**Brief**
Identify, in the records below, every line where the string "carrito" appears, and copy each such line.

**Raw data**
begin
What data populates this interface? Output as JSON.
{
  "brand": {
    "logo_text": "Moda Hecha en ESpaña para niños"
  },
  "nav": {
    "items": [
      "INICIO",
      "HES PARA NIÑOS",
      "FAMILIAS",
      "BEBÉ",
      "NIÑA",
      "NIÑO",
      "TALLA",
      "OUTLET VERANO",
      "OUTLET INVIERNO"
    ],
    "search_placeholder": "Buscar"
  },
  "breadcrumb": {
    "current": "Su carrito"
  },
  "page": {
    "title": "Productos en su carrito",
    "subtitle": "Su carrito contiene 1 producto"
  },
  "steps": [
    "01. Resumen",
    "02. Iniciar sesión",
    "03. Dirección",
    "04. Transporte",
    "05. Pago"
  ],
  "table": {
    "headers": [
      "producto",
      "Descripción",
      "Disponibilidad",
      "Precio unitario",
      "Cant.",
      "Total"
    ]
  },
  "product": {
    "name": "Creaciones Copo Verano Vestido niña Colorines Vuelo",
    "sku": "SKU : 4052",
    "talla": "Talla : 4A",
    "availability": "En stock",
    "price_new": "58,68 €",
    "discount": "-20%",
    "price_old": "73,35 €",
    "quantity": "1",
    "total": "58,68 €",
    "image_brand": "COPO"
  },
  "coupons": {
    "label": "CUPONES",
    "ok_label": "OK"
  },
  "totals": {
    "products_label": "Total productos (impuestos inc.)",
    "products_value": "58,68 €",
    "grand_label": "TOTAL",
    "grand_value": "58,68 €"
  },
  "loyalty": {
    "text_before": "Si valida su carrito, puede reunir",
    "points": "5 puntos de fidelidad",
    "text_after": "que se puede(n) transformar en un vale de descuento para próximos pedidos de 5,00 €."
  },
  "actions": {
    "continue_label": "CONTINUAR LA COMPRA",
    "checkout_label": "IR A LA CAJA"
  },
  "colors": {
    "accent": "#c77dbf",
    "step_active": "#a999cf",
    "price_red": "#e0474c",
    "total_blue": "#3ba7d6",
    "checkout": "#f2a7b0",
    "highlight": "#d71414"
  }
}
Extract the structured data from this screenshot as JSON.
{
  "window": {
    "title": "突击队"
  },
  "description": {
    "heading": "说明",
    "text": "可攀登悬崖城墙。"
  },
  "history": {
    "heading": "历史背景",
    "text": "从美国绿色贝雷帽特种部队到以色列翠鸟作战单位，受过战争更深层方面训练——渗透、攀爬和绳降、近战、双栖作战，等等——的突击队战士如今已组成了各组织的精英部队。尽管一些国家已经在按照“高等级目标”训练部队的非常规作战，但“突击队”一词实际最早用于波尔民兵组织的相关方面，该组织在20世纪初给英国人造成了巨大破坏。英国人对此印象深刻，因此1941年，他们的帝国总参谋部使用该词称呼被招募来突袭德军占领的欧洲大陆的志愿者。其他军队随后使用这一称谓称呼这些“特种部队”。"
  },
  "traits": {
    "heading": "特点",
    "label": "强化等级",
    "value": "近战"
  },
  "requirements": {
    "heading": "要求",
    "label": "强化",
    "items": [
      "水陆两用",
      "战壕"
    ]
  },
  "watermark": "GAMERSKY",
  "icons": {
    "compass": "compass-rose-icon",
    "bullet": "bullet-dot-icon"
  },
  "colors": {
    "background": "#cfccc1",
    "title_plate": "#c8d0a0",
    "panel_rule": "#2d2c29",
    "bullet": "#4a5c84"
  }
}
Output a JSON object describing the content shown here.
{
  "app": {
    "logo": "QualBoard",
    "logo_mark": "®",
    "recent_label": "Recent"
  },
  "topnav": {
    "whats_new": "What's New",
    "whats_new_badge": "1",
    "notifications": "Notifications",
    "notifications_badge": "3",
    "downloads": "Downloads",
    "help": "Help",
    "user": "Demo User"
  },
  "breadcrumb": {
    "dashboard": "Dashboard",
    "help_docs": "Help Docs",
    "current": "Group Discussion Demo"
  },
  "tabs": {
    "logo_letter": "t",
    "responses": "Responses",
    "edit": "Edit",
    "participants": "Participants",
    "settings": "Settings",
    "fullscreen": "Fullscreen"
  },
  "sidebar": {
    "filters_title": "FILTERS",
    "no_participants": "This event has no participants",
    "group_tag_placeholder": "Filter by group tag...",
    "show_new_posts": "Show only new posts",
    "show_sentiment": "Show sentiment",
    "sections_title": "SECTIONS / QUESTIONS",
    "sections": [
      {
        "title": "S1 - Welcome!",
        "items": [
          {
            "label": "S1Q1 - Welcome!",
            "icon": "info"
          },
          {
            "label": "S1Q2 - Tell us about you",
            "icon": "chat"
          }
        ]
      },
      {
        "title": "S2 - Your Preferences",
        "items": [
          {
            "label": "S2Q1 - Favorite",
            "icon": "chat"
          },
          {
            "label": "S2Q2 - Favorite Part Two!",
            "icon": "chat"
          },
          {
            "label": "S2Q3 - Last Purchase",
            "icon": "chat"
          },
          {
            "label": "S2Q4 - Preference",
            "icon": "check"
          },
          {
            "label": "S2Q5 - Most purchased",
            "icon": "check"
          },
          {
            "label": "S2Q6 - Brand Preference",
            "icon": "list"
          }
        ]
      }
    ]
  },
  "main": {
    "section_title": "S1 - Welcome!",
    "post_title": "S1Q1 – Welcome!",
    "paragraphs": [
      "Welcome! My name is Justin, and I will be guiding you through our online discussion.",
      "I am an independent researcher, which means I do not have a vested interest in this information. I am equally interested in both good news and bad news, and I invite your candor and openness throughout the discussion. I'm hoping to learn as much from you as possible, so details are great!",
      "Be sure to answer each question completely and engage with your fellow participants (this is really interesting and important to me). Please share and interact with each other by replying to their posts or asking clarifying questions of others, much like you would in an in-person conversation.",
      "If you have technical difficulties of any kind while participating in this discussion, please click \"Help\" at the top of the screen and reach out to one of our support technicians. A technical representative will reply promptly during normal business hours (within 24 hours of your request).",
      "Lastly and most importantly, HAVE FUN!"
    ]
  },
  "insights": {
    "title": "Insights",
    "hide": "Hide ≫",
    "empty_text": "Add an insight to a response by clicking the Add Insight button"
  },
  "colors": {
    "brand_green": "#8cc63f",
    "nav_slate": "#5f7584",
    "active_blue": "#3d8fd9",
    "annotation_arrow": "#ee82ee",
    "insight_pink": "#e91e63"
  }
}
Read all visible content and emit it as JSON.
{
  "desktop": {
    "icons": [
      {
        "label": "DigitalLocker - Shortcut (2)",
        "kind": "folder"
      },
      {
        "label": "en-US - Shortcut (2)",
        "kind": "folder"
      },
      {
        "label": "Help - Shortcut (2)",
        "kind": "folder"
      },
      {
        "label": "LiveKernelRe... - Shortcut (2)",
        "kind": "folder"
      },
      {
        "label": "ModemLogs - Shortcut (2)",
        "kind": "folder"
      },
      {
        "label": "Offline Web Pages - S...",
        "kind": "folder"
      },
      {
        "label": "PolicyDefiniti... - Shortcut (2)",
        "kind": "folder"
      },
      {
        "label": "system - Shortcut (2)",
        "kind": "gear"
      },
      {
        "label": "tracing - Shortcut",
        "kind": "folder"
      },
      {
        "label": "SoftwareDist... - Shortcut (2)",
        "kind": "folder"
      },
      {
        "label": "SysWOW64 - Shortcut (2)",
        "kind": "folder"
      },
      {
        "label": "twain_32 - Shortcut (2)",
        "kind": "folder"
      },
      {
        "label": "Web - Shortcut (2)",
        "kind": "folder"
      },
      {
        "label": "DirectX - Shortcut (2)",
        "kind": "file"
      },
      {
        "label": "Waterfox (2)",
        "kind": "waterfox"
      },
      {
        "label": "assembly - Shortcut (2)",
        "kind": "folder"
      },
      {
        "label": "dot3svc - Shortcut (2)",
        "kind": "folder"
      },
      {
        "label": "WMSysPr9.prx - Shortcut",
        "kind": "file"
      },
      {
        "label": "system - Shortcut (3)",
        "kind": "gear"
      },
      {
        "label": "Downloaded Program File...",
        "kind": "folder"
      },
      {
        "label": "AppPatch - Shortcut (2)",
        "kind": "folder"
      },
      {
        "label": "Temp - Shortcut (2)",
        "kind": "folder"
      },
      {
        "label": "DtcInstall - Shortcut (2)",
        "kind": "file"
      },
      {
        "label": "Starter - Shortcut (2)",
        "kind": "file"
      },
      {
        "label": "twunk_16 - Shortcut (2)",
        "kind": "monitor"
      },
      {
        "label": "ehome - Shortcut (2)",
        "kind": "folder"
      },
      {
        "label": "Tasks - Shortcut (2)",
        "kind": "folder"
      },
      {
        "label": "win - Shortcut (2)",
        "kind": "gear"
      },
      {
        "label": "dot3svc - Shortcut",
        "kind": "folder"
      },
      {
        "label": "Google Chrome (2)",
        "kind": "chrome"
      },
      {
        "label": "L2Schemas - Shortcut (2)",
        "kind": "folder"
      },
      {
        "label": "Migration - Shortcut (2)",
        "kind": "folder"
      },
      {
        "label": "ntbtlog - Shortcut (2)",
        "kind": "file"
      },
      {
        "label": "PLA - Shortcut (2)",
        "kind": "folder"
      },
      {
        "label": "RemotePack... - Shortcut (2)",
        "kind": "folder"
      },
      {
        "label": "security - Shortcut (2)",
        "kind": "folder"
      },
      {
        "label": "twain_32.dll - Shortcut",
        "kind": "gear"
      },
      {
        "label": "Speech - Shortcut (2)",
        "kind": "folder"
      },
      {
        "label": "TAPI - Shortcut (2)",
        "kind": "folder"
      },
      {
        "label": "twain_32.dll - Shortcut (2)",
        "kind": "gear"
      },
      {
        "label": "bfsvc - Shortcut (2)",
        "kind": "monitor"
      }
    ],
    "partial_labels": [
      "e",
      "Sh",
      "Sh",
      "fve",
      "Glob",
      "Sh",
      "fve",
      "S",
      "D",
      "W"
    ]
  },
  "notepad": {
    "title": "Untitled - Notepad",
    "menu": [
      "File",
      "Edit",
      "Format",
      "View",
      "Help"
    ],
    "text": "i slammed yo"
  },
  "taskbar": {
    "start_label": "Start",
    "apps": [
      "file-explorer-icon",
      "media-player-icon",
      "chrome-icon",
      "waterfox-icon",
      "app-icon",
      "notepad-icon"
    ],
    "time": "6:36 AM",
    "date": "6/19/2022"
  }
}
end
**Answer for the task**
    "current": "Su carrito"
    "title": "Productos en su carrito",
    "subtitle": "Su carrito contiene 1 producto"
    "text_before": "Si valida su carrito, puede reunir",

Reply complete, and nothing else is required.